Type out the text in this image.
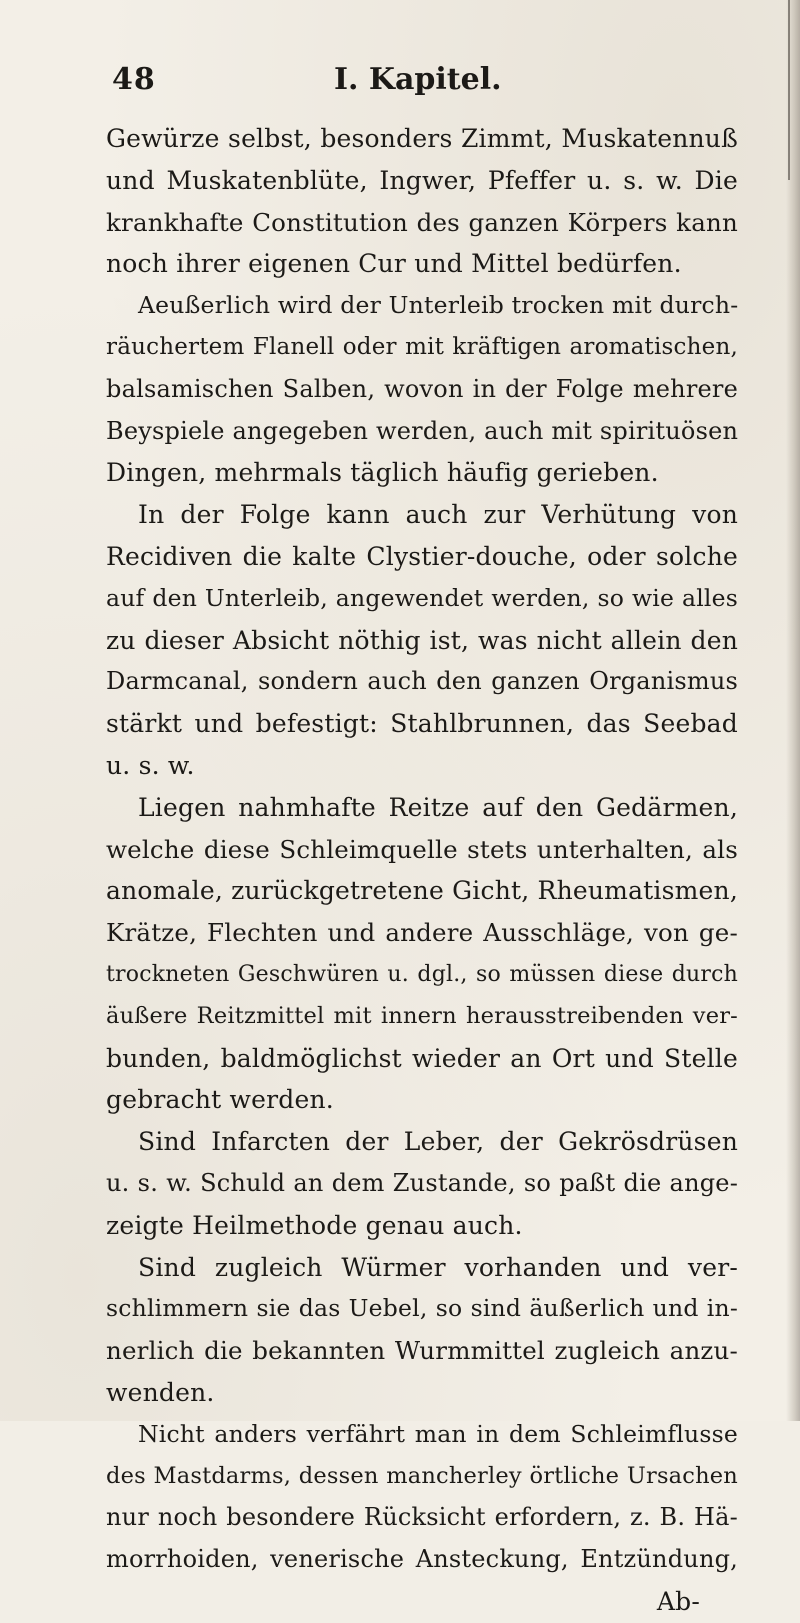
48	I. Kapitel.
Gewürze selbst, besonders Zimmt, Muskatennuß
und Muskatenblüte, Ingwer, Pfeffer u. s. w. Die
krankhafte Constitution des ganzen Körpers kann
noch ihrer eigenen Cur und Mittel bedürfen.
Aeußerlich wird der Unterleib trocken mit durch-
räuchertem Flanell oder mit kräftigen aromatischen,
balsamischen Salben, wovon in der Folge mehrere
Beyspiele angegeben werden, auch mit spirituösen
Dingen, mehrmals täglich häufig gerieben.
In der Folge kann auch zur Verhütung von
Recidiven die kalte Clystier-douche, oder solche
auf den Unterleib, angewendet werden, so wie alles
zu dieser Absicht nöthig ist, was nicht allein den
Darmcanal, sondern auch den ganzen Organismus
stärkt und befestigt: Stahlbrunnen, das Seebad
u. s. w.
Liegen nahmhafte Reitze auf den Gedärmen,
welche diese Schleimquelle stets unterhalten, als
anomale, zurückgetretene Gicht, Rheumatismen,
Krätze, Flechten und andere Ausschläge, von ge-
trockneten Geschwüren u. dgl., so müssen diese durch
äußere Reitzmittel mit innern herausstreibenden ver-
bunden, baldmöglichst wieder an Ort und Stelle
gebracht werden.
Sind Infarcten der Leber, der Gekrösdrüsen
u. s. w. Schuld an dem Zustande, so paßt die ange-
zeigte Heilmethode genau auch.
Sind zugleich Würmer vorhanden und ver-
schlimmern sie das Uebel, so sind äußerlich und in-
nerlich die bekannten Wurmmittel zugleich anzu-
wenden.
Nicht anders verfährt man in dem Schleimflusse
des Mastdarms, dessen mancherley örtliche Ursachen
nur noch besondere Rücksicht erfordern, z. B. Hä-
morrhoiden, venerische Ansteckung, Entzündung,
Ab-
* * *
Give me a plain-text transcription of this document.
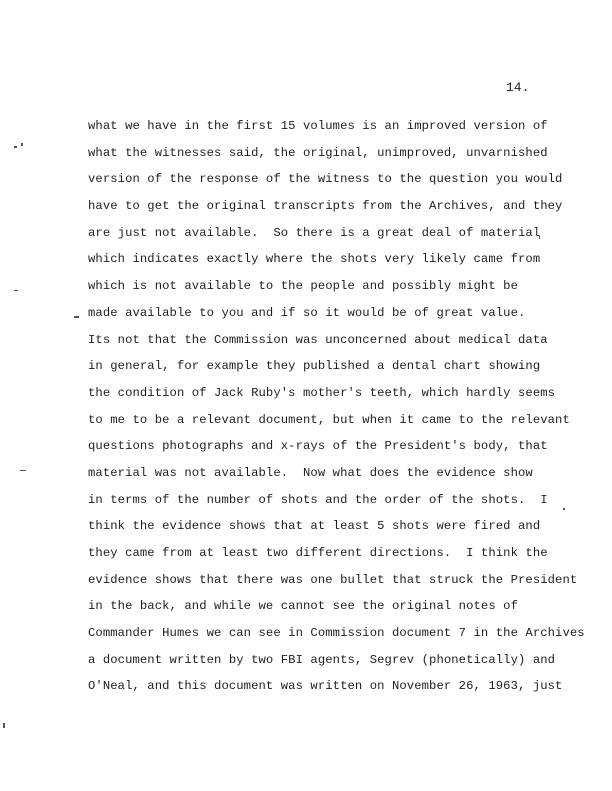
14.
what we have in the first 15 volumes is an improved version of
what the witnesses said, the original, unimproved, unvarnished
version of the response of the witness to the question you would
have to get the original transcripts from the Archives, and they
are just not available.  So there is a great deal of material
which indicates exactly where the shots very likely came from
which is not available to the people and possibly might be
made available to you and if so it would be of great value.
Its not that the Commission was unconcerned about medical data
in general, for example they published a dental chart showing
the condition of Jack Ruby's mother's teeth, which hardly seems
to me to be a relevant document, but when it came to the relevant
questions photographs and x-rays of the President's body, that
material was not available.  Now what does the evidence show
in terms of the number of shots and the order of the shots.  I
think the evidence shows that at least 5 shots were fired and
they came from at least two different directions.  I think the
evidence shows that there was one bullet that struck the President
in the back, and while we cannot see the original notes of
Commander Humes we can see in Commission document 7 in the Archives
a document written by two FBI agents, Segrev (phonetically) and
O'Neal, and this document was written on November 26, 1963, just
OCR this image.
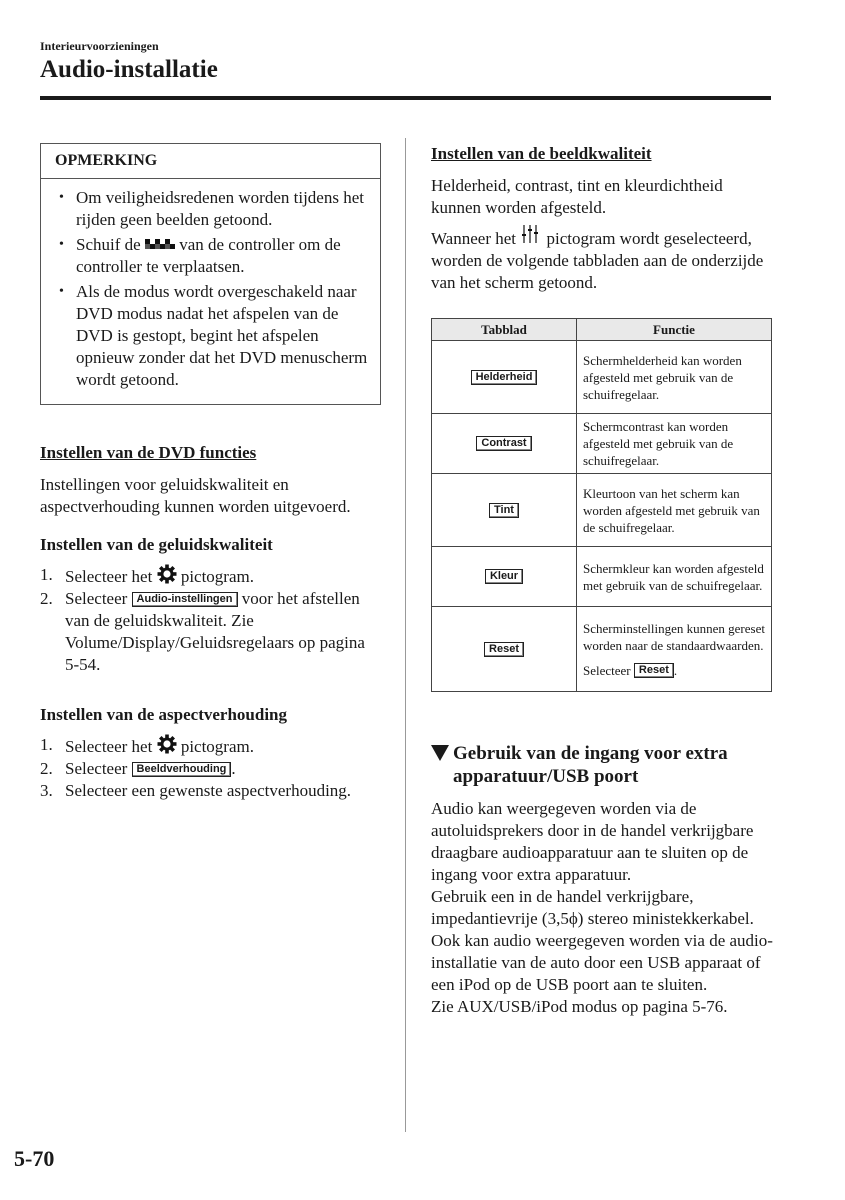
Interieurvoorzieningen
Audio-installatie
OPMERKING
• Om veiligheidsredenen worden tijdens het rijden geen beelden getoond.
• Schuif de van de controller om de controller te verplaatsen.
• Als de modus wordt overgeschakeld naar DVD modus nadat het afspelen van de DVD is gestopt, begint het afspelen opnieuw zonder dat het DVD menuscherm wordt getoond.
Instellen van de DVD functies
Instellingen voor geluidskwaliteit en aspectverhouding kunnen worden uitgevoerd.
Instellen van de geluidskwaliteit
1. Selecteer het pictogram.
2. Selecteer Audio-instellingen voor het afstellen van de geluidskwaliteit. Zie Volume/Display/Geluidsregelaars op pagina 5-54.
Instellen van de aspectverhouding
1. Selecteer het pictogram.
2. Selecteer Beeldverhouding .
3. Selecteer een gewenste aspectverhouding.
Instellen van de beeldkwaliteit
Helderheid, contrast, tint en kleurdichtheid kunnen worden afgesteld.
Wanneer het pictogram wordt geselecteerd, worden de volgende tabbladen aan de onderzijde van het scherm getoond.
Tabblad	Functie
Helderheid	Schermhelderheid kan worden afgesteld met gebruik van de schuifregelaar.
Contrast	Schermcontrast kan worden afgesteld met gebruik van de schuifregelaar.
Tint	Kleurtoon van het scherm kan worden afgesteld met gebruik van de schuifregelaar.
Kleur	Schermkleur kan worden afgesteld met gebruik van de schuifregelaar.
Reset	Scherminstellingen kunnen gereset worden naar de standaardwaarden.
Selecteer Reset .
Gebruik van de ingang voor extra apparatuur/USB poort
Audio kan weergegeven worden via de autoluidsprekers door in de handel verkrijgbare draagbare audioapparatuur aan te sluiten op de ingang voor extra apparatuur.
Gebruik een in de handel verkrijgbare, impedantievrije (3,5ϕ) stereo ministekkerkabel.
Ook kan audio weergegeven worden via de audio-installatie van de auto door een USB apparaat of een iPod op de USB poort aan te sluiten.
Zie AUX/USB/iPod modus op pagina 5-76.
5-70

[What this task involves] Return every line above in which the string "Commission" occurs.

[Written response]
Its not that the Commission was unconcerned about medical data
Commander Humes we can see in Commission document 7 in the Archives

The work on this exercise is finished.